┌──

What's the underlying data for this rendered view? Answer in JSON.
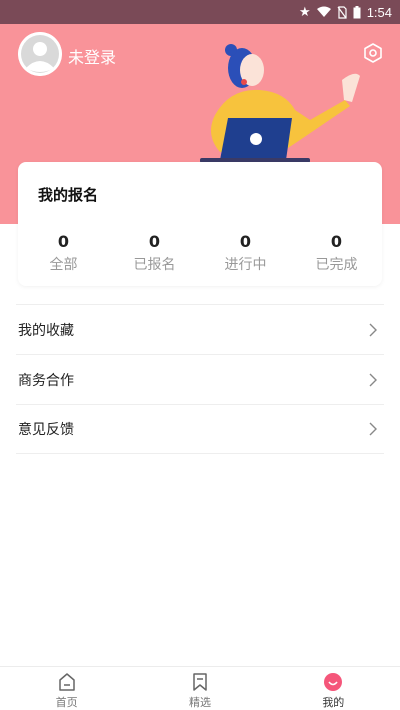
{
  "status_bar": {
    "time": "1:54",
    "icons": [
      "star-icon",
      "wifi-icon",
      "no-sim-icon",
      "battery-icon"
    ]
  },
  "profile": {
    "username": "未登录",
    "icons": [
      "avatar-icon",
      "settings-icon"
    ]
  },
  "registration_card": {
    "title": "我的报名",
    "stats": [
      {
        "count": "0",
        "label": "全部"
      },
      {
        "count": "0",
        "label": "已报名"
      },
      {
        "count": "0",
        "label": "进行中"
      },
      {
        "count": "0",
        "label": "已完成"
      }
    ]
  },
  "menu": {
    "items": [
      {
        "label": "我的收藏",
        "icon": "chevron-right-icon"
      },
      {
        "label": "商务合作",
        "icon": "chevron-right-icon"
      },
      {
        "label": "意见反馈",
        "icon": "chevron-right-icon"
      }
    ]
  },
  "tab_bar": {
    "tabs": [
      {
        "label": "首页",
        "icon": "home-icon"
      },
      {
        "label": "精选",
        "icon": "bookmark-icon"
      },
      {
        "label": "我的",
        "icon": "smile-icon",
        "active": true
      }
    ]
  },
  "colors": {
    "header_bg": "#f99399",
    "status_bar_bg": "#7a4a57",
    "accent": "#f5567a"
  }
}
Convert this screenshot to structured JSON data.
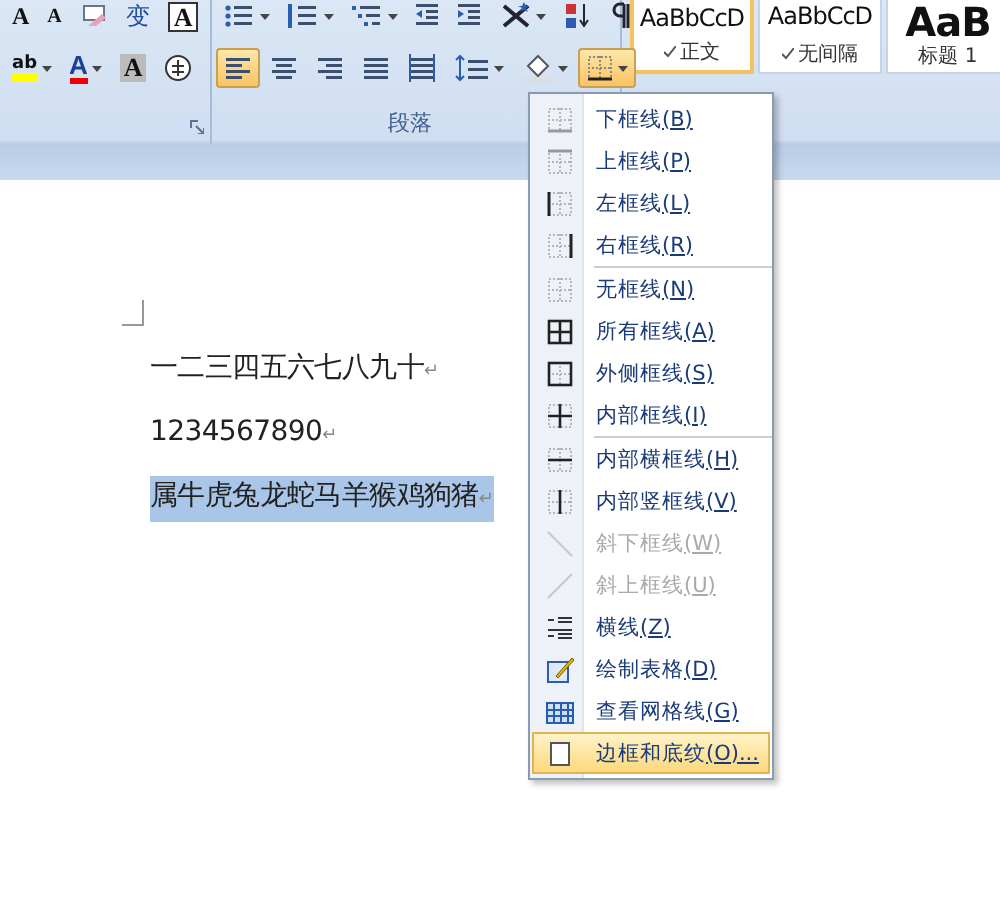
{
  "ribbon": {
    "font_group": {
      "rows": [
        [
          {
            "kind": "grow-font",
            "glyph": "A",
            "selected": false
          },
          {
            "kind": "shrink-font",
            "glyph": "A",
            "selected": false
          },
          {
            "kind": "clear-format",
            "selected": false
          },
          {
            "kind": "phonetic",
            "glyph": "变",
            "selected": false
          },
          {
            "kind": "char-border",
            "glyph": "A",
            "selected": false
          }
        ],
        [
          {
            "kind": "highlight",
            "glyph": "ab",
            "selected": false
          },
          {
            "kind": "font-color",
            "glyph": "A",
            "selected": false
          },
          {
            "kind": "char-shading",
            "glyph": "A",
            "selected": false
          },
          {
            "kind": "enclose",
            "selected": false
          }
        ]
      ]
    },
    "paragraph_group": {
      "label": "段落",
      "rows": [
        [
          {
            "kind": "bullets",
            "selected": false
          },
          {
            "kind": "numbering",
            "selected": false
          },
          {
            "kind": "multilevel",
            "selected": false
          },
          {
            "kind": "outdent",
            "selected": false
          },
          {
            "kind": "indent",
            "selected": false
          },
          {
            "kind": "asian-layout",
            "selected": false
          },
          {
            "kind": "sort",
            "selected": false
          },
          {
            "kind": "show-marks",
            "selected": false
          }
        ],
        [
          {
            "kind": "align-left",
            "selected": true
          },
          {
            "kind": "align-center",
            "selected": false
          },
          {
            "kind": "align-right",
            "selected": false
          },
          {
            "kind": "justify",
            "selected": false
          },
          {
            "kind": "distribute",
            "selected": false
          },
          {
            "kind": "line-spacing",
            "selected": false
          },
          {
            "kind": "shading",
            "selected": false
          },
          {
            "kind": "borders",
            "selected": true
          }
        ]
      ]
    },
    "styles": [
      {
        "sample": "AaBbCcD",
        "name": "正文",
        "selected": true,
        "kind": "normal"
      },
      {
        "sample": "AaBbCcD",
        "name": "无间隔",
        "selected": false,
        "kind": "normal"
      },
      {
        "sample": "AaB",
        "name": "标题 1",
        "selected": false,
        "kind": "heading"
      }
    ]
  },
  "document": {
    "paragraphs": [
      {
        "text": "一二三四五六七八九十",
        "mark": "↵",
        "selected": false
      },
      {
        "text": "1234567890",
        "mark": "↵",
        "selected": false
      },
      {
        "text": "属牛虎兔龙蛇马羊猴鸡狗猪",
        "mark": "↵",
        "selected": true
      }
    ]
  },
  "border_menu": {
    "items": [
      {
        "label": "下框线",
        "accel": "(B)",
        "disabled": false,
        "selected": false,
        "separator_before": false
      },
      {
        "label": "上框线",
        "accel": "(P)",
        "disabled": false,
        "selected": false,
        "separator_before": false
      },
      {
        "label": "左框线",
        "accel": "(L)",
        "disabled": false,
        "selected": false,
        "separator_before": false
      },
      {
        "label": "右框线",
        "accel": "(R)",
        "disabled": false,
        "selected": false,
        "separator_before": false
      },
      {
        "label": "无框线",
        "accel": "(N)",
        "disabled": false,
        "selected": false,
        "separator_before": true
      },
      {
        "label": "所有框线",
        "accel": "(A)",
        "disabled": false,
        "selected": false,
        "separator_before": false
      },
      {
        "label": "外侧框线",
        "accel": "(S)",
        "disabled": false,
        "selected": false,
        "separator_before": false
      },
      {
        "label": "内部框线",
        "accel": "(I)",
        "disabled": false,
        "selected": false,
        "separator_before": false
      },
      {
        "label": "内部横框线",
        "accel": "(H)",
        "disabled": false,
        "selected": false,
        "separator_before": true
      },
      {
        "label": "内部竖框线",
        "accel": "(V)",
        "disabled": false,
        "selected": false,
        "separator_before": false
      },
      {
        "label": "斜下框线",
        "accel": "(W)",
        "disabled": true,
        "selected": false,
        "separator_before": false
      },
      {
        "label": "斜上框线",
        "accel": "(U)",
        "disabled": true,
        "selected": false,
        "separator_before": false
      },
      {
        "label": "横线",
        "accel": "(Z)",
        "disabled": false,
        "selected": false,
        "separator_before": false
      },
      {
        "label": "绘制表格",
        "accel": "(D)",
        "disabled": false,
        "selected": false,
        "separator_before": false
      },
      {
        "label": "查看网格线",
        "accel": "(G)",
        "disabled": false,
        "selected": false,
        "separator_before": false
      },
      {
        "label": "边框和底纹",
        "accel": "(O)...",
        "disabled": false,
        "selected": true,
        "separator_before": false
      }
    ]
  }
}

└──

Exercise task:
Each entry above should be reproduced exactly, with the pictures removed.

Output for this task:
What's the underlying data for this rendered view? Answer in JSON.
{
  "status_bar": {
    "time": "1:54",
    "icons": [
      "star-icon",
      "wifi-icon",
      "no-sim-icon",
      "battery-icon"
    ]
  },
  "profile": {
    "username": "未登录",
    "icons": [
      "avatar-icon",
      "settings-icon"
    ]
  },
  "registration_card": {
    "title": "我的报名",
    "stats": [
      {
        "count": "0",
        "label": "全部"
      },
      {
        "count": "0",
        "label": "已报名"
      },
      {
        "count": "0",
        "label": "进行中"
      },
      {
        "count": "0",
        "label": "已完成"
      }
    ]
  },
  "menu": {
    "items": [
      {
        "label": "我的收藏",
        "icon": "chevron-right-icon"
      },
      {
        "label": "商务合作",
        "icon": "chevron-right-icon"
      },
      {
        "label": "意见反馈",
        "icon": "chevron-right-icon"
      }
    ]
  },
  "tab_bar": {
    "tabs": [
      {
        "label": "首页",
        "icon": "home-icon"
      },
      {
        "label": "精选",
        "icon": "bookmark-icon"
      },
      {
        "label": "我的",
        "icon": "smile-icon",
        "active": true
      }
    ]
  },
  "colors": {
    "header_bg": "#f99399",
    "status_bar_bg": "#7a4a57",
    "accent": "#f5567a"
  }
}
Convert this screenshot to structured JSON data.
{
  "ribbon": {
    "font_group": {
      "rows": [
        [
          {
            "kind": "grow-font",
            "glyph": "A",
            "selected": false
          },
          {
            "kind": "shrink-font",
            "glyph": "A",
            "selected": false
          },
          {
            "kind": "clear-format",
            "selected": false
          },
          {
            "kind": "phonetic",
            "glyph": "变",
            "selected": false
          },
          {
            "kind": "char-border",
            "glyph": "A",
            "selected": false
          }
        ],
        [
          {
            "kind": "highlight",
            "glyph": "ab",
            "selected": false
          },
          {
            "kind": "font-color",
            "glyph": "A",
            "selected": false
          },
          {
            "kind": "char-shading",
            "glyph": "A",
            "selected": false
          },
          {
            "kind": "enclose",
            "selected": false
          }
        ]
      ]
    },
    "paragraph_group": {
      "label": "段落",
      "rows": [
        [
          {
            "kind": "bullets",
            "selected": false
          },
          {
            "kind": "numbering",
            "selected": false
          },
          {
            "kind": "multilevel",
            "selected": false
          },
          {
            "kind": "outdent",
            "selected": false
          },
          {
            "kind": "indent",
            "selected": false
          },
          {
            "kind": "asian-layout",
            "selected": false
          },
          {
            "kind": "sort",
            "selected": false
          },
          {
            "kind": "show-marks",
            "selected": false
          }
        ],
        [
          {
            "kind": "align-left",
            "selected": true
          },
          {
            "kind": "align-center",
            "selected": false
          },
          {
            "kind": "align-right",
            "selected": false
          },
          {
            "kind": "justify",
            "selected": false
          },
          {
            "kind": "distribute",
            "selected": false
          },
          {
            "kind": "line-spacing",
            "selected": false
          },
          {
            "kind": "shading",
            "selected": false
          },
          {
            "kind": "borders",
            "selected": true
          }
        ]
      ]
    },
    "styles": [
      {
        "sample": "AaBbCcD",
        "name": "正文",
        "selected": true,
        "kind": "normal"
      },
      {
        "sample": "AaBbCcD",
        "name": "无间隔",
        "selected": false,
        "kind": "normal"
      },
      {
        "sample": "AaB",
        "name": "标题 1",
        "selected": false,
        "kind": "heading"
      }
    ]
  },
  "document": {
    "paragraphs": [
      {
        "text": "一二三四五六七八九十",
        "mark": "↵",
        "selected": false
      },
      {
        "text": "1234567890",
        "mark": "↵",
        "selected": false
      },
      {
        "text": "属牛虎兔龙蛇马羊猴鸡狗猪",
        "mark": "↵",
        "selected": true
      }
    ]
  },
  "border_menu": {
    "items": [
      {
        "label": "下框线",
        "accel": "(B)",
        "disabled": false,
        "selected": false,
        "separator_before": false
      },
      {
        "label": "上框线",
        "accel": "(P)",
        "disabled": false,
        "selected": false,
        "separator_before": false
      },
      {
        "label": "左框线",
        "accel": "(L)",
        "disabled": false,
        "selected": false,
        "separator_before": false
      },
      {
        "label": "右框线",
        "accel": "(R)",
        "disabled": false,
        "selected": false,
        "separator_before": false
      },
      {
        "label": "无框线",
        "accel": "(N)",
        "disabled": false,
        "selected": false,
        "separator_before": true
      },
      {
        "label": "所有框线",
        "accel": "(A)",
        "disabled": false,
        "selected": false,
        "separator_before": false
      },
      {
        "label": "外侧框线",
        "accel": "(S)",
        "disabled": false,
        "selected": false,
        "separator_before": false
      },
      {
        "label": "内部框线",
        "accel": "(I)",
        "disabled": false,
        "selected": false,
        "separator_before": false
      },
      {
        "label": "内部横框线",
        "accel": "(H)",
        "disabled": false,
        "selected": false,
        "separator_before": true
      },
      {
        "label": "内部竖框线",
        "accel": "(V)",
        "disabled": false,
        "selected": false,
        "separator_before": false
      },
      {
        "label": "斜下框线",
        "accel": "(W)",
        "disabled": true,
        "selected": false,
        "separator_before": false
      },
      {
        "label": "斜上框线",
        "accel": "(U)",
        "disabled": true,
        "selected": false,
        "separator_before": false
      },
      {
        "label": "横线",
        "accel": "(Z)",
        "disabled": false,
        "selected": false,
        "separator_before": false
      },
      {
        "label": "绘制表格",
        "accel": "(D)",
        "disabled": false,
        "selected": false,
        "separator_before": false
      },
      {
        "label": "查看网格线",
        "accel": "(G)",
        "disabled": false,
        "selected": false,
        "separator_before": false
      },
      {
        "label": "边框和底纹",
        "accel": "(O)...",
        "disabled": false,
        "selected": true,
        "separator_before": false
      }
    ]
  }
}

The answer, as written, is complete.